**Data records**.
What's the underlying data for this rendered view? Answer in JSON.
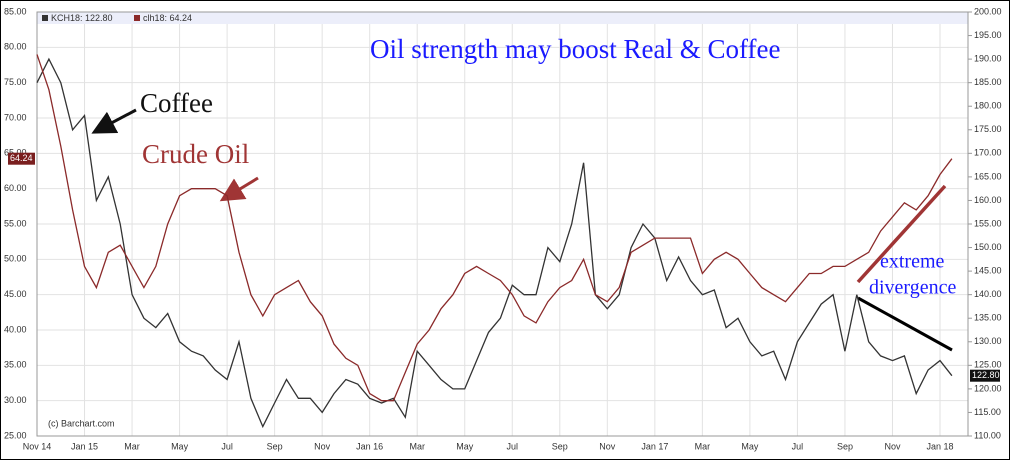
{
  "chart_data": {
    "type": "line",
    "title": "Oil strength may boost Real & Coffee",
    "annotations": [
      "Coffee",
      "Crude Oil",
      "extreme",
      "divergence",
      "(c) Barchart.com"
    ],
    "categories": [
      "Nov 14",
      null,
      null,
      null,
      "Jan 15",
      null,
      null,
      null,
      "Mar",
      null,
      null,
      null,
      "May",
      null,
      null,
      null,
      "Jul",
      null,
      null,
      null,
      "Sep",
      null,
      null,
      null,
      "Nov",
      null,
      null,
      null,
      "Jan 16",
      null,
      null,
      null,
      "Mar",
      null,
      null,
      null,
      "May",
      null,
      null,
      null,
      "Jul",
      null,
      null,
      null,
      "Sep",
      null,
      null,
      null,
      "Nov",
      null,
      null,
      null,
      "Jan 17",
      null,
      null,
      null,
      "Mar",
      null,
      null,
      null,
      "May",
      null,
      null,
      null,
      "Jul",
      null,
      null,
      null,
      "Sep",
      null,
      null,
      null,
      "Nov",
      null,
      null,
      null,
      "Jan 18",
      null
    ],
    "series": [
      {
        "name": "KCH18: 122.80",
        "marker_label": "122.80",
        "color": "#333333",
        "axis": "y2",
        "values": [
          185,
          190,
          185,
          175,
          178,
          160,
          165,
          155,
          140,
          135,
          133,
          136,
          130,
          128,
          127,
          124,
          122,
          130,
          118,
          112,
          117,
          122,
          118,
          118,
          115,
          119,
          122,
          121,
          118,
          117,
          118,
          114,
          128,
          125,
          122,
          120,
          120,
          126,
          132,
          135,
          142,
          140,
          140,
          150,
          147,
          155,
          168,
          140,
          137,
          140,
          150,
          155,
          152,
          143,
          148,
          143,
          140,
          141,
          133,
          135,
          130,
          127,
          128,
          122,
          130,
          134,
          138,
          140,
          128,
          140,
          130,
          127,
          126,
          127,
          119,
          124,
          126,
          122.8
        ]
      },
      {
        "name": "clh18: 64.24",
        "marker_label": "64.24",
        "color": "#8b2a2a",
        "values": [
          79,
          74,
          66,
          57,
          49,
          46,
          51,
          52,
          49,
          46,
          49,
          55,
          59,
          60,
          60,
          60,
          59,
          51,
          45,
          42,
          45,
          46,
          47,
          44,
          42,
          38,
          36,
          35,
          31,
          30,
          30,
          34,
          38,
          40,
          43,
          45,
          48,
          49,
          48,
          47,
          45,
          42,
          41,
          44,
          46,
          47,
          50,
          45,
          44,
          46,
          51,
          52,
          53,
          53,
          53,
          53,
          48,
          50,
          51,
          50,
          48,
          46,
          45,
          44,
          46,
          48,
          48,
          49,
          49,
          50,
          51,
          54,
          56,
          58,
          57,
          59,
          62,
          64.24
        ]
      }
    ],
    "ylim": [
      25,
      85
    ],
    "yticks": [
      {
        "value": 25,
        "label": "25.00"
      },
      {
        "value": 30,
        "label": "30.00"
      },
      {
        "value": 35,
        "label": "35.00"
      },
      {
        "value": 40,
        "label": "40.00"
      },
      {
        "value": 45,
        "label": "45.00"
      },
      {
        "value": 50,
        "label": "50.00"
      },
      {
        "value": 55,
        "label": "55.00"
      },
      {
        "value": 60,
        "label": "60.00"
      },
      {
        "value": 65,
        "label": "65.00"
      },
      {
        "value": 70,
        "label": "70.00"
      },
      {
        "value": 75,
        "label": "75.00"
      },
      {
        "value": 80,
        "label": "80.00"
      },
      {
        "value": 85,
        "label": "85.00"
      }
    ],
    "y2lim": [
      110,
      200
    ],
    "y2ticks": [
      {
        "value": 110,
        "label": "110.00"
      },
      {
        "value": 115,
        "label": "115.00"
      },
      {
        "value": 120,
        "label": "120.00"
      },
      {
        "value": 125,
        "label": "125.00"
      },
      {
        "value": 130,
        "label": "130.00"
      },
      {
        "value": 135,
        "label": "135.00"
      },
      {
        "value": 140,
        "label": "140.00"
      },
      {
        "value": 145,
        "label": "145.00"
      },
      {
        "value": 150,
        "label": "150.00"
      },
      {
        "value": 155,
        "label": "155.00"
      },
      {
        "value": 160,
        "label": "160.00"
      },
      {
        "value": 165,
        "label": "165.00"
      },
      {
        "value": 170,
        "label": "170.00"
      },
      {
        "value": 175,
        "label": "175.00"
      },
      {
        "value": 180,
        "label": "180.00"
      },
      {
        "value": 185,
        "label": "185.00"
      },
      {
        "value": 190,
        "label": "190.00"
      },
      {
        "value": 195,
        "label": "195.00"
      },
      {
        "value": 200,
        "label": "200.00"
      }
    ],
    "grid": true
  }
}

--

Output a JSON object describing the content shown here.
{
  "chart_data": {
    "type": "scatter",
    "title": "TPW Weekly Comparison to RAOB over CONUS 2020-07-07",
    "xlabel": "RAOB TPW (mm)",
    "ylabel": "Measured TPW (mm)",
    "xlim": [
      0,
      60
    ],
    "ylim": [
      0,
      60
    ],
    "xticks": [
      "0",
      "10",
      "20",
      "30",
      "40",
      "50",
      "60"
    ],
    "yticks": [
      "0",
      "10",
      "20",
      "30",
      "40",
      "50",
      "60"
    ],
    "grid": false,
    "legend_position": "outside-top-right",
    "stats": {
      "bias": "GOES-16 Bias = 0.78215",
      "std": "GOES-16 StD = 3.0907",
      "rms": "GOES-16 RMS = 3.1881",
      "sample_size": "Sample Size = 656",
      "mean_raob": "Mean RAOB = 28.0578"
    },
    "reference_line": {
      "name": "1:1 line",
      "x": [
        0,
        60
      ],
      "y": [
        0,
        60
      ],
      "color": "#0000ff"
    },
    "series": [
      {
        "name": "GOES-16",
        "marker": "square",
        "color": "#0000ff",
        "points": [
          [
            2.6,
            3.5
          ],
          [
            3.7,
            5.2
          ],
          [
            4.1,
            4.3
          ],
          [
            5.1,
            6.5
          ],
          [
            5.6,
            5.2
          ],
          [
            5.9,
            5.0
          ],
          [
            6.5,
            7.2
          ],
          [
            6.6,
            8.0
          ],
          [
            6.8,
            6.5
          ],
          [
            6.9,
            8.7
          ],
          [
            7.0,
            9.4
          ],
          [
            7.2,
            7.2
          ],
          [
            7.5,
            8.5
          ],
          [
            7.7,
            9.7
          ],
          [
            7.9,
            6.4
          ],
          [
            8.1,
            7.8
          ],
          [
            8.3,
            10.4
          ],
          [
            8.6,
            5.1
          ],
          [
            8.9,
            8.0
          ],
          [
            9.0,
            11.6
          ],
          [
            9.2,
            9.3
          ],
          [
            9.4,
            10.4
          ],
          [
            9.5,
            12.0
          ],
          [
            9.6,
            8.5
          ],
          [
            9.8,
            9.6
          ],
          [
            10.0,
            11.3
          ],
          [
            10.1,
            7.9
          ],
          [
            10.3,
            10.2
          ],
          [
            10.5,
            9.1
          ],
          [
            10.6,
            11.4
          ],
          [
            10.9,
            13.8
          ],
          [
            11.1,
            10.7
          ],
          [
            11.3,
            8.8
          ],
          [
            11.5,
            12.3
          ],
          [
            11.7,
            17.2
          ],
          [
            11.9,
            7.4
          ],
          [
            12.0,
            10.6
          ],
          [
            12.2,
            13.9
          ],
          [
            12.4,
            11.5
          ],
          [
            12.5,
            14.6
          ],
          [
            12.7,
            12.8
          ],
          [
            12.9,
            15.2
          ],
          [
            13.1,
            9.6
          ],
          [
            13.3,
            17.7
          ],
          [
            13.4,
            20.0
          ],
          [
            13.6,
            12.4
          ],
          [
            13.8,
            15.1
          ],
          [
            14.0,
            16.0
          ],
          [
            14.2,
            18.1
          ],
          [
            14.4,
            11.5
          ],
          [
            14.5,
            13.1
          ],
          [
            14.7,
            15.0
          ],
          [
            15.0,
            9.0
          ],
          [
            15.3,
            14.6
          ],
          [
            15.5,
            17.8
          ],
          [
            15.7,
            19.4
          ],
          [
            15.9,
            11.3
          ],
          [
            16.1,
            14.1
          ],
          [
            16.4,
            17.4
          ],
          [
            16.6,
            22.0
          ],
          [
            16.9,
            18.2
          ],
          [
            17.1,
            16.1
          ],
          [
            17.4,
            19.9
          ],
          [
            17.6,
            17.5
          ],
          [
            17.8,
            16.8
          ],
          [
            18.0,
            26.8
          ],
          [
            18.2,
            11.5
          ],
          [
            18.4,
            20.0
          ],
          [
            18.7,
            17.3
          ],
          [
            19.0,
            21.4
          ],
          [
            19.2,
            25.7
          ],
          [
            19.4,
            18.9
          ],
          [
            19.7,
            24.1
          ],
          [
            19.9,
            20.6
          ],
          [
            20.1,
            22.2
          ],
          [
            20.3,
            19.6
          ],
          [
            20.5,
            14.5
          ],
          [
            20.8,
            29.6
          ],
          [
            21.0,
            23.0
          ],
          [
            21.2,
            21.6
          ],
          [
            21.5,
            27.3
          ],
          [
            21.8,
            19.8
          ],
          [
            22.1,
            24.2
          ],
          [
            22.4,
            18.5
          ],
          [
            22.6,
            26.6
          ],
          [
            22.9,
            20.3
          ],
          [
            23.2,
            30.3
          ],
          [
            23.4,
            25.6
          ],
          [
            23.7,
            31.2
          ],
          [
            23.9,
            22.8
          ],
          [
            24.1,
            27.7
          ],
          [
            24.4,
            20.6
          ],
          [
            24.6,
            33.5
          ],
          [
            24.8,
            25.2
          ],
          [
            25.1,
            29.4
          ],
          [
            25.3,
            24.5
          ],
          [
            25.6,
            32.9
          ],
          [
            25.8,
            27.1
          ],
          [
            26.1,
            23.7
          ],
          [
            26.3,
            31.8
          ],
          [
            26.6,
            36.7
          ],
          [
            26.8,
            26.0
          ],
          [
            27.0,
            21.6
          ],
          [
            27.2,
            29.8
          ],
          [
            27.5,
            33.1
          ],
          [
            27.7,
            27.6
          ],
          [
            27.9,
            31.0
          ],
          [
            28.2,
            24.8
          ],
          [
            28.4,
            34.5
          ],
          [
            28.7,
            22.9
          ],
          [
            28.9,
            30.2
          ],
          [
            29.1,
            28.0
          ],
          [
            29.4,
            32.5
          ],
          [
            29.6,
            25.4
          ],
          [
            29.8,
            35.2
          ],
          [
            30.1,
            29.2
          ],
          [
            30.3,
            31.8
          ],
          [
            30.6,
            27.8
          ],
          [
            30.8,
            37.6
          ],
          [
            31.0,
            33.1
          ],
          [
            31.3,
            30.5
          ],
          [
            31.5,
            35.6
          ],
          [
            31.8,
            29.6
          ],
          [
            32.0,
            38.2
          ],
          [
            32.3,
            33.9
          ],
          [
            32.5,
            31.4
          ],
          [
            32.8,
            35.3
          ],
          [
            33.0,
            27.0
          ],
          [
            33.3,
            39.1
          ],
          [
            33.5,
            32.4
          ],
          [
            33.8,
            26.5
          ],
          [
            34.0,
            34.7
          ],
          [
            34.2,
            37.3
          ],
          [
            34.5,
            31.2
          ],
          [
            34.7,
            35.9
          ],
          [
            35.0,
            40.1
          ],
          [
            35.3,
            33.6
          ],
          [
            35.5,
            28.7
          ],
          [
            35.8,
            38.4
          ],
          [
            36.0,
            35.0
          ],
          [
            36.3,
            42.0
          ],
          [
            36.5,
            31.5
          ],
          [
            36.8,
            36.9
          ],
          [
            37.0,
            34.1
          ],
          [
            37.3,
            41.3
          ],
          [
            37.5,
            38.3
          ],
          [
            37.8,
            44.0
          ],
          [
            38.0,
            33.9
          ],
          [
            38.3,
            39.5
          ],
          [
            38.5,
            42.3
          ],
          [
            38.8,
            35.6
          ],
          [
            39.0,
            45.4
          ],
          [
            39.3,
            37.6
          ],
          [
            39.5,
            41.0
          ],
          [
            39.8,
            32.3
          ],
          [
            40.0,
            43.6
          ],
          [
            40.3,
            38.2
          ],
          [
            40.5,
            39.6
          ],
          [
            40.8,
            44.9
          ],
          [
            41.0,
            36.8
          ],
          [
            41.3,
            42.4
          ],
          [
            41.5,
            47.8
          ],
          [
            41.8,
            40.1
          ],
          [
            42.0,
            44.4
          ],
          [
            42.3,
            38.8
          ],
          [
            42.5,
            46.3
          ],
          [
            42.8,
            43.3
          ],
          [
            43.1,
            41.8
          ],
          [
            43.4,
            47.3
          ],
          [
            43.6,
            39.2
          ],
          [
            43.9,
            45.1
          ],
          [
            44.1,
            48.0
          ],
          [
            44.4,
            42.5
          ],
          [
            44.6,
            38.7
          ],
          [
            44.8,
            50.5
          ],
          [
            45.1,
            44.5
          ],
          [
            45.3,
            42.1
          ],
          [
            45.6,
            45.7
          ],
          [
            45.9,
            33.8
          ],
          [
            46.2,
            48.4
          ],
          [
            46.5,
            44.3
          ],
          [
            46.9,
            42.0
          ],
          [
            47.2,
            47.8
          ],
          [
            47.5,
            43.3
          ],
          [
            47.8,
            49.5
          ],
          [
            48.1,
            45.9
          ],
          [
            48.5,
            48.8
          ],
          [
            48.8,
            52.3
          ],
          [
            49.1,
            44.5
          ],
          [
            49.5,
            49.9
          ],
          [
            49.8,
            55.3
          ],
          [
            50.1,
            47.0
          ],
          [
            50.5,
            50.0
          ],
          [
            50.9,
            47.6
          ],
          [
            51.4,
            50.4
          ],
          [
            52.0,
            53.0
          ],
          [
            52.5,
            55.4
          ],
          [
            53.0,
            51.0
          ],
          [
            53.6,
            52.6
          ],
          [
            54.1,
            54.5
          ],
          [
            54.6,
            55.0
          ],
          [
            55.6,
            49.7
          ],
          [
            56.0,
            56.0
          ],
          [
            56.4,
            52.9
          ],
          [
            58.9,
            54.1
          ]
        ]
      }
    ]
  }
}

**TASK DIRECTIONS**. Scan the entries above for the word "title" and collect each line holding it.

**SOLVED PROBLEM**.
    "title": "Oil strength may boost Real & Coffee",
    "title": "TPW Weekly Comparison to RAOB over CONUS 2020-07-07",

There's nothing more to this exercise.